#### Set task:
From the data that follows, copy every line holding the string "baisse".

#### Dataset rows:
## Begin
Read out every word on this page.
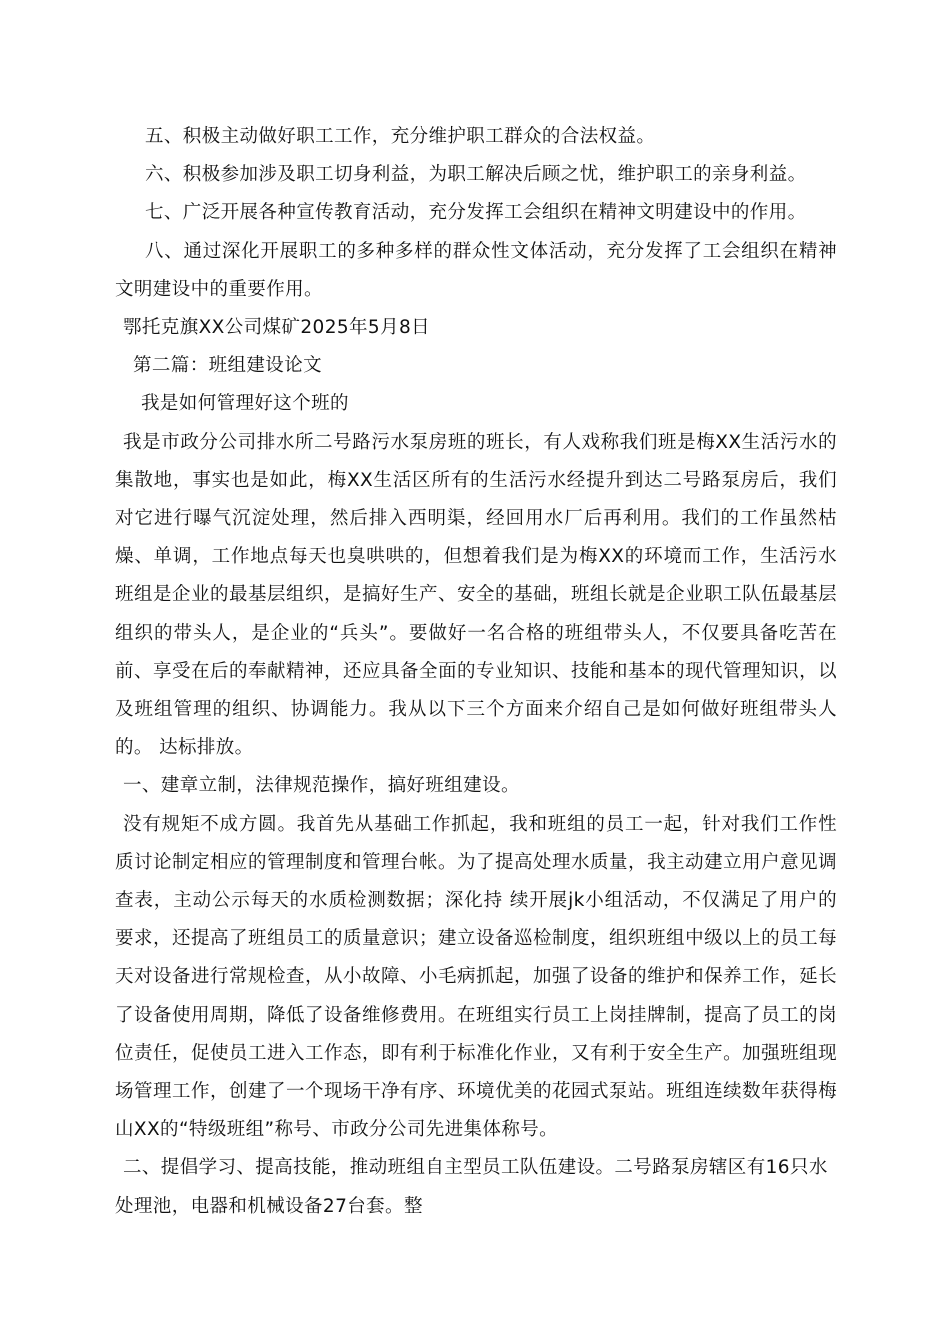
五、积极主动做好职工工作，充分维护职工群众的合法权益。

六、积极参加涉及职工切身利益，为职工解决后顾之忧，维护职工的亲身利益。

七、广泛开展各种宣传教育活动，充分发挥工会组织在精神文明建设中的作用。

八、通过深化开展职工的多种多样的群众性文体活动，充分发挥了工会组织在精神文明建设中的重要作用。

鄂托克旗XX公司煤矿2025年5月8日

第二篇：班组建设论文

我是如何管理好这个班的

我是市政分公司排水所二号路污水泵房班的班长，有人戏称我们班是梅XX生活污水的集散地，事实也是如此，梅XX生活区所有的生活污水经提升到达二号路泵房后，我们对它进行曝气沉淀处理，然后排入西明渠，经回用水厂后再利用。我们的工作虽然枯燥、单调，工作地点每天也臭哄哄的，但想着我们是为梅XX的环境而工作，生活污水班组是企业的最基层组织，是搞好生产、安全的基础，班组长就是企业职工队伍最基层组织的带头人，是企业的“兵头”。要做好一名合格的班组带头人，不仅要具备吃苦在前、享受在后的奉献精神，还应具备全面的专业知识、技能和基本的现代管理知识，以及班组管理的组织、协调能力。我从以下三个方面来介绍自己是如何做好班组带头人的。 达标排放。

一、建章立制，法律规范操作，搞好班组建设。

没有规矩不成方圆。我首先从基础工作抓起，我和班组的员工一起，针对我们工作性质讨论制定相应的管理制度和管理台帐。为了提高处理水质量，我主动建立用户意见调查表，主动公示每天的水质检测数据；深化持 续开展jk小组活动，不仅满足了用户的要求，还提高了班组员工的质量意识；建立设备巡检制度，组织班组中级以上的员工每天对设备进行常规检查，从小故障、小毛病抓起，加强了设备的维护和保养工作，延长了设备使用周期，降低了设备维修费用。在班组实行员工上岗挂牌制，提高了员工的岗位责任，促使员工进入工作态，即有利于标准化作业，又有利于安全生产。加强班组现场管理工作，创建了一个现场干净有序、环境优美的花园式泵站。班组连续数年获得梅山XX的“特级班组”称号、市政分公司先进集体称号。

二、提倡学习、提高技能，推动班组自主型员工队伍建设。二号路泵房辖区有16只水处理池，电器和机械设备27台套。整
## End
## Begin
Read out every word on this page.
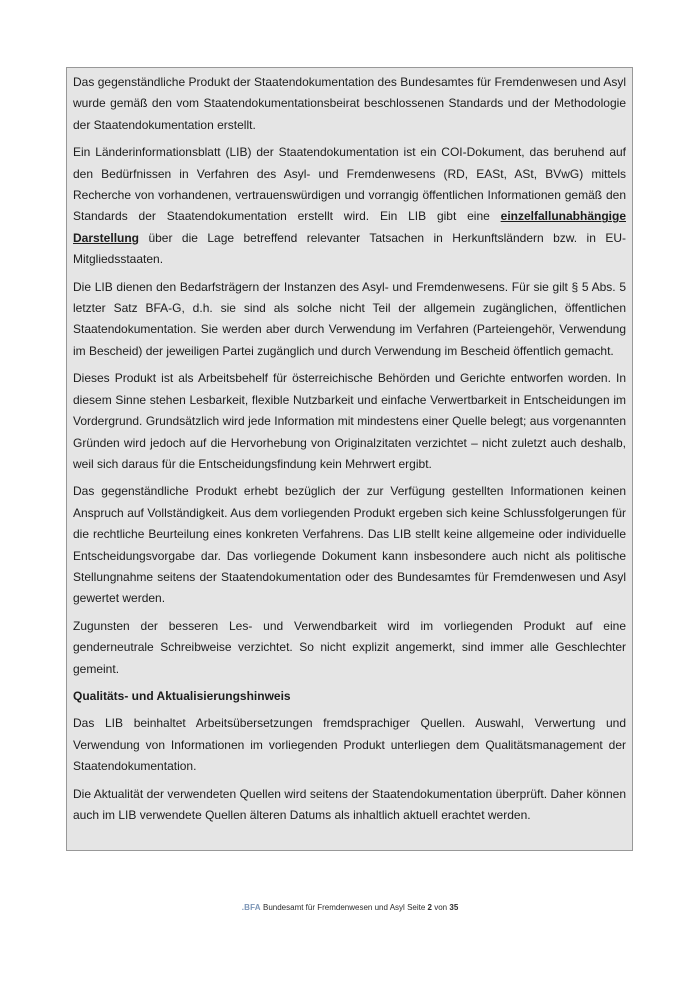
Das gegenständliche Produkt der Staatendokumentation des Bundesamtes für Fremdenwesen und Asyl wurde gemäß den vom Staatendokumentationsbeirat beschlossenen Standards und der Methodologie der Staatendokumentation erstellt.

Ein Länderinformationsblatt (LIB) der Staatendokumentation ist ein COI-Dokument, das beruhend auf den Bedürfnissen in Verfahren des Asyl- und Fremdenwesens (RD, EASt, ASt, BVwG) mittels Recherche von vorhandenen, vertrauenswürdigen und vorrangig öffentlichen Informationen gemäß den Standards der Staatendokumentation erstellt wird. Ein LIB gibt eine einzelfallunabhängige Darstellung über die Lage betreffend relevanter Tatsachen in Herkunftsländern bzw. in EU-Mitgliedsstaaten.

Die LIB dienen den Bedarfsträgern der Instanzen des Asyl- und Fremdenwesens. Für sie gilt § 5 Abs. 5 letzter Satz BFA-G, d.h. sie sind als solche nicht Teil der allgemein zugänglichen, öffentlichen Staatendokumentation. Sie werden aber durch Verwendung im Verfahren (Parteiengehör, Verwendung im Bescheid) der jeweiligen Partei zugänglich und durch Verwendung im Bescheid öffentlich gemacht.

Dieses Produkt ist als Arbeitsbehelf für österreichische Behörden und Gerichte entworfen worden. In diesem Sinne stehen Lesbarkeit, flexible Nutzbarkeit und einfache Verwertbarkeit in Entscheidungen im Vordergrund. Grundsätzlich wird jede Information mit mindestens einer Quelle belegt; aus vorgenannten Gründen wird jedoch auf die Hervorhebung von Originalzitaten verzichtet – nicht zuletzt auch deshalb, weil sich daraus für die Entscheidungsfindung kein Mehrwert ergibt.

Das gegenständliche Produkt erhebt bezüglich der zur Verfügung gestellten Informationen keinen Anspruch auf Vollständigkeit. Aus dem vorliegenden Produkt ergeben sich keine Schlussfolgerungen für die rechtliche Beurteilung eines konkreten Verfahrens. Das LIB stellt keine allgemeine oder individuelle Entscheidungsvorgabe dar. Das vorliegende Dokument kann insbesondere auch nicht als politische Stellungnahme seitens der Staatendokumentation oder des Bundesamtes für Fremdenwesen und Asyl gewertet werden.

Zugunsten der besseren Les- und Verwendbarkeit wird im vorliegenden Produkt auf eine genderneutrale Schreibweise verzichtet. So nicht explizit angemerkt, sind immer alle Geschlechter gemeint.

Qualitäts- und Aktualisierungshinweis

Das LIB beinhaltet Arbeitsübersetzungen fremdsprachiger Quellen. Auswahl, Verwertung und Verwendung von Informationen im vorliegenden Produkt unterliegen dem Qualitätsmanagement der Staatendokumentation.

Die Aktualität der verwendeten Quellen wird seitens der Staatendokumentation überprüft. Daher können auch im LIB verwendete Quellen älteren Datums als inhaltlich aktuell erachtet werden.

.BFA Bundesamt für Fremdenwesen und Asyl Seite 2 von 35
## End
## Begin
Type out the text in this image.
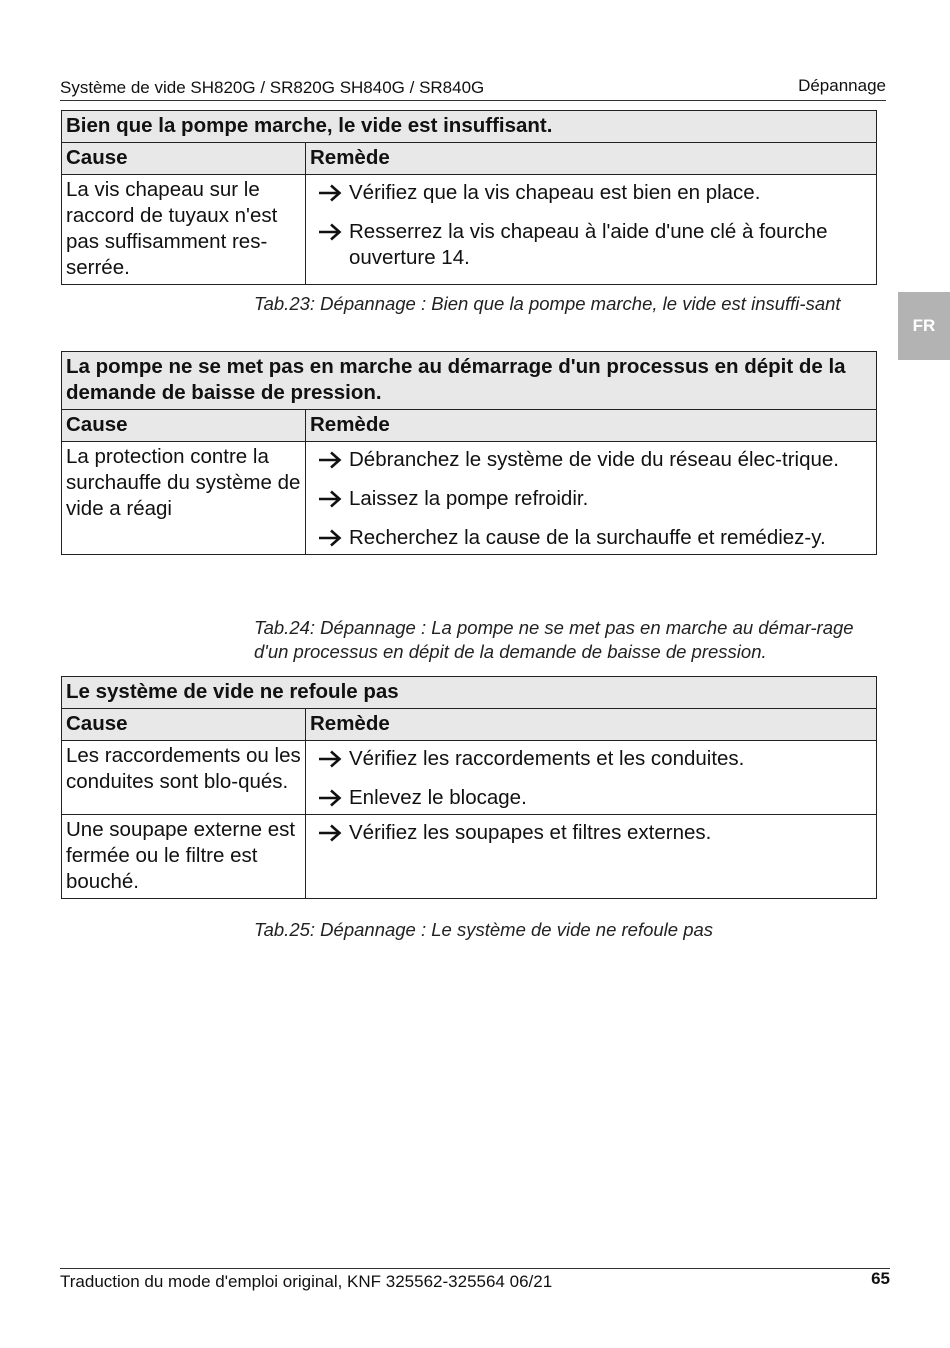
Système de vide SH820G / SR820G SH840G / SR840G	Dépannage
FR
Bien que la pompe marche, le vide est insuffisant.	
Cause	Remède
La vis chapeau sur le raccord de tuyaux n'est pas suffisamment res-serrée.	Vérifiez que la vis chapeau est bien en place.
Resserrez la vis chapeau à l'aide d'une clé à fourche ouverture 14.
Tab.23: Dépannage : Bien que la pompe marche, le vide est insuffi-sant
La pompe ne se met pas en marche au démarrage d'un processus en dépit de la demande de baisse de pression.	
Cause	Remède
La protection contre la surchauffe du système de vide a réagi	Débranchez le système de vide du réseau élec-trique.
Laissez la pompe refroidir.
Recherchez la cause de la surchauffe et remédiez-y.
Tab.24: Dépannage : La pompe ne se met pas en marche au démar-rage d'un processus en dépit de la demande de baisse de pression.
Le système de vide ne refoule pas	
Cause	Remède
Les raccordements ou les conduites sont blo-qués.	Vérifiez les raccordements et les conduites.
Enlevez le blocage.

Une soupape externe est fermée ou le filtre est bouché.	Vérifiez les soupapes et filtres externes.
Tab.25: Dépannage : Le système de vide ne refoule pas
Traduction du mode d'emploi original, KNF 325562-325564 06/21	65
## End
#### Finished answer:
La pompe ne se met pas en marche au démarrage d'un processus en dépit de la demande de baisse de pression.	
Tab.24: Dépannage : La pompe ne se met pas en marche au démar-rage d'un processus en dépit de la demande de baisse de pression.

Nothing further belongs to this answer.